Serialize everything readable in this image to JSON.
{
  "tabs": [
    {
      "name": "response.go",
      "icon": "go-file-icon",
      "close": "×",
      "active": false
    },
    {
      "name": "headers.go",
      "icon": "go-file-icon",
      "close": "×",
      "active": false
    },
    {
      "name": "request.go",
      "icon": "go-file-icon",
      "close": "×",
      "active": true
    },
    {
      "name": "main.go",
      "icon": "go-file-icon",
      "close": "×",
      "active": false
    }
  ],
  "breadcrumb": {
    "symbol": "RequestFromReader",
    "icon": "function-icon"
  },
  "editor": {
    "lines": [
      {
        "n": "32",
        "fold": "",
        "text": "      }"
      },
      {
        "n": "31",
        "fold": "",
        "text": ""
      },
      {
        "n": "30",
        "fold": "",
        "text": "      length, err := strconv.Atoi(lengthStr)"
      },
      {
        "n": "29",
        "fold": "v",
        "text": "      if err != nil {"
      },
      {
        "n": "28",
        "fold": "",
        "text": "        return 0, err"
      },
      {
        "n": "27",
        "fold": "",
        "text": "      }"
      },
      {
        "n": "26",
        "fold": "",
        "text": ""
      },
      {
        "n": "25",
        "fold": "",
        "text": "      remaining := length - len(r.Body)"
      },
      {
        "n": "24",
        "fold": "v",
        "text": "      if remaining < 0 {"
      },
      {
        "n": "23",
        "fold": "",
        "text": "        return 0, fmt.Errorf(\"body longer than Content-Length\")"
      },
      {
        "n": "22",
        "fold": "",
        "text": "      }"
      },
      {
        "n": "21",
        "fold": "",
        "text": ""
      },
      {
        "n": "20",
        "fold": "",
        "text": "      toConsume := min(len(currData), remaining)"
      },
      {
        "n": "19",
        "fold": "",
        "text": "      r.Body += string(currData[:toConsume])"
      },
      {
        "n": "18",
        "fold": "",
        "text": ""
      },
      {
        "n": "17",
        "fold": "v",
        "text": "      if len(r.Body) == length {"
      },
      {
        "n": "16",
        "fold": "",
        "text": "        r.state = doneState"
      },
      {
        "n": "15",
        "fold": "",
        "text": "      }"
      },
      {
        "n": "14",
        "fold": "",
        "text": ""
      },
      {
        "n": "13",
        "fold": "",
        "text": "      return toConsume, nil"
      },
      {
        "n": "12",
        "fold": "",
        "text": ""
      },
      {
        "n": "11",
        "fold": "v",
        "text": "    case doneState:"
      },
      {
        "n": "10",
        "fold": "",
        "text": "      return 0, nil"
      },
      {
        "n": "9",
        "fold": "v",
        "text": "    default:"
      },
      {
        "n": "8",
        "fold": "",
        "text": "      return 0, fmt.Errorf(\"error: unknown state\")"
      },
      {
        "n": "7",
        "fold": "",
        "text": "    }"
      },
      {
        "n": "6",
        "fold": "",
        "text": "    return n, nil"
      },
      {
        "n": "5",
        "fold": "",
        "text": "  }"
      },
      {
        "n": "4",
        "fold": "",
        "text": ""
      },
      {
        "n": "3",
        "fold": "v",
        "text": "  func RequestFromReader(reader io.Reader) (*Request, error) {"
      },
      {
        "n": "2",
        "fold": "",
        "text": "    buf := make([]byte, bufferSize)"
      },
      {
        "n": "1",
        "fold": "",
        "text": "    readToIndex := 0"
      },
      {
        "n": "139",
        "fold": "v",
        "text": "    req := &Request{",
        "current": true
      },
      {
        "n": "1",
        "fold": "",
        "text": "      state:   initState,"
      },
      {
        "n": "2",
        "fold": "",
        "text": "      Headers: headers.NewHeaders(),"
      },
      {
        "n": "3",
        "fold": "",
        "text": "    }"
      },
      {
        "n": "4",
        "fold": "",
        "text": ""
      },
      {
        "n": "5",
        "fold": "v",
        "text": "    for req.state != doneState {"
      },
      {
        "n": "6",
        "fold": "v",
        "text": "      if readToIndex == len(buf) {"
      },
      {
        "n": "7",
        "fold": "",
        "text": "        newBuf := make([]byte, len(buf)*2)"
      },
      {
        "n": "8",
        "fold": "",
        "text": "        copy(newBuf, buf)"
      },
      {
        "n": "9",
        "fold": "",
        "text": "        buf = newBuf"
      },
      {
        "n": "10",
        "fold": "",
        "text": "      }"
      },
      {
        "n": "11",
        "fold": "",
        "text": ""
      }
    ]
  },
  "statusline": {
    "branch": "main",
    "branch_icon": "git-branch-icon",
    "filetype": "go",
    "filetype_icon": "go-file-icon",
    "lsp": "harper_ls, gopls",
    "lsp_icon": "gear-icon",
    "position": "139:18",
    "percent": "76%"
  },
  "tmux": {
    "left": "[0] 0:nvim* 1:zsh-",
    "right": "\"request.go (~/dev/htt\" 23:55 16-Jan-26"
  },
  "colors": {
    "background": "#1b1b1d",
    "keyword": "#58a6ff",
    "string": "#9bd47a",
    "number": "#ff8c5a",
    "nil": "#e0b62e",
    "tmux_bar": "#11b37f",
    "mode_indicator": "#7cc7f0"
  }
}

....................

THE PROBLEM —
Set down all of the entries exactly, please.

SOLUTION FOR THIS PROBLEM —
Serialize everything readable in this image to JSON.
{
  "tabs": [
    {
      "name": "response.go",
      "icon": "go-file-icon",
      "close": "×",
      "active": false
    },
    {
      "name": "headers.go",
      "icon": "go-file-icon",
      "close": "×",
      "active": false
    },
    {
      "name": "request.go",
      "icon": "go-file-icon",
      "close": "×",
      "active": true
    },
    {
      "name": "main.go",
      "icon": "go-file-icon",
      "close": "×",
      "active": false
    }
  ],
  "breadcrumb": {
    "symbol": "RequestFromReader",
    "icon": "function-icon"
  },
  "editor": {
    "lines": [
      {
        "n": "32",
        "fold": "",
        "text": "      }"
      },
      {
        "n": "31",
        "fold": "",
        "text": ""
      },
      {
        "n": "30",
        "fold": "",
        "text": "      length, err := strconv.Atoi(lengthStr)"
      },
      {
        "n": "29",
        "fold": "v",
        "text": "      if err != nil {"
      },
      {
        "n": "28",
        "fold": "",
        "text": "        return 0, err"
      },
      {
        "n": "27",
        "fold": "",
        "text": "      }"
      },
      {
        "n": "26",
        "fold": "",
        "text": ""
      },
      {
        "n": "25",
        "fold": "",
        "text": "      remaining := length - len(r.Body)"
      },
      {
        "n": "24",
        "fold": "v",
        "text": "      if remaining < 0 {"
      },
      {
        "n": "23",
        "fold": "",
        "text": "        return 0, fmt.Errorf(\"body longer than Content-Length\")"
      },
      {
        "n": "22",
        "fold": "",
        "text": "      }"
      },
      {
        "n": "21",
        "fold": "",
        "text": ""
      },
      {
        "n": "20",
        "fold": "",
        "text": "      toConsume := min(len(currData), remaining)"
      },
      {
        "n": "19",
        "fold": "",
        "text": "      r.Body += string(currData[:toConsume])"
      },
      {
        "n": "18",
        "fold": "",
        "text": ""
      },
      {
        "n": "17",
        "fold": "v",
        "text": "      if len(r.Body) == length {"
      },
      {
        "n": "16",
        "fold": "",
        "text": "        r.state = doneState"
      },
      {
        "n": "15",
        "fold": "",
        "text": "      }"
      },
      {
        "n": "14",
        "fold": "",
        "text": ""
      },
      {
        "n": "13",
        "fold": "",
        "text": "      return toConsume, nil"
      },
      {
        "n": "12",
        "fold": "",
        "text": ""
      },
      {
        "n": "11",
        "fold": "v",
        "text": "    case doneState:"
      },
      {
        "n": "10",
        "fold": "",
        "text": "      return 0, nil"
      },
      {
        "n": "9",
        "fold": "v",
        "text": "    default:"
      },
      {
        "n": "8",
        "fold": "",
        "text": "      return 0, fmt.Errorf(\"error: unknown state\")"
      },
      {
        "n": "7",
        "fold": "",
        "text": "    }"
      },
      {
        "n": "6",
        "fold": "",
        "text": "    return n, nil"
      },
      {
        "n": "5",
        "fold": "",
        "text": "  }"
      },
      {
        "n": "4",
        "fold": "",
        "text": ""
      },
      {
        "n": "3",
        "fold": "v",
        "text": "  func RequestFromReader(reader io.Reader) (*Request, error) {"
      },
      {
        "n": "2",
        "fold": "",
        "text": "    buf := make([]byte, bufferSize)"
      },
      {
        "n": "1",
        "fold": "",
        "text": "    readToIndex := 0"
      },
      {
        "n": "139",
        "fold": "v",
        "text": "    req := &Request{",
        "current": true
      },
      {
        "n": "1",
        "fold": "",
        "text": "      state:   initState,"
      },
      {
        "n": "2",
        "fold": "",
        "text": "      Headers: headers.NewHeaders(),"
      },
      {
        "n": "3",
        "fold": "",
        "text": "    }"
      },
      {
        "n": "4",
        "fold": "",
        "text": ""
      },
      {
        "n": "5",
        "fold": "v",
        "text": "    for req.state != doneState {"
      },
      {
        "n": "6",
        "fold": "v",
        "text": "      if readToIndex == len(buf) {"
      },
      {
        "n": "7",
        "fold": "",
        "text": "        newBuf := make([]byte, len(buf)*2)"
      },
      {
        "n": "8",
        "fold": "",
        "text": "        copy(newBuf, buf)"
      },
      {
        "n": "9",
        "fold": "",
        "text": "        buf = newBuf"
      },
      {
        "n": "10",
        "fold": "",
        "text": "      }"
      },
      {
        "n": "11",
        "fold": "",
        "text": ""
      }
    ]
  },
  "statusline": {
    "branch": "main",
    "branch_icon": "git-branch-icon",
    "filetype": "go",
    "filetype_icon": "go-file-icon",
    "lsp": "harper_ls, gopls",
    "lsp_icon": "gear-icon",
    "position": "139:18",
    "percent": "76%"
  },
  "tmux": {
    "left": "[0] 0:nvim* 1:zsh-",
    "right": "\"request.go (~/dev/htt\" 23:55 16-Jan-26"
  },
  "colors": {
    "background": "#1b1b1d",
    "keyword": "#58a6ff",
    "string": "#9bd47a",
    "number": "#ff8c5a",
    "nil": "#e0b62e",
    "tmux_bar": "#11b37f",
    "mode_indicator": "#7cc7f0"
  }
}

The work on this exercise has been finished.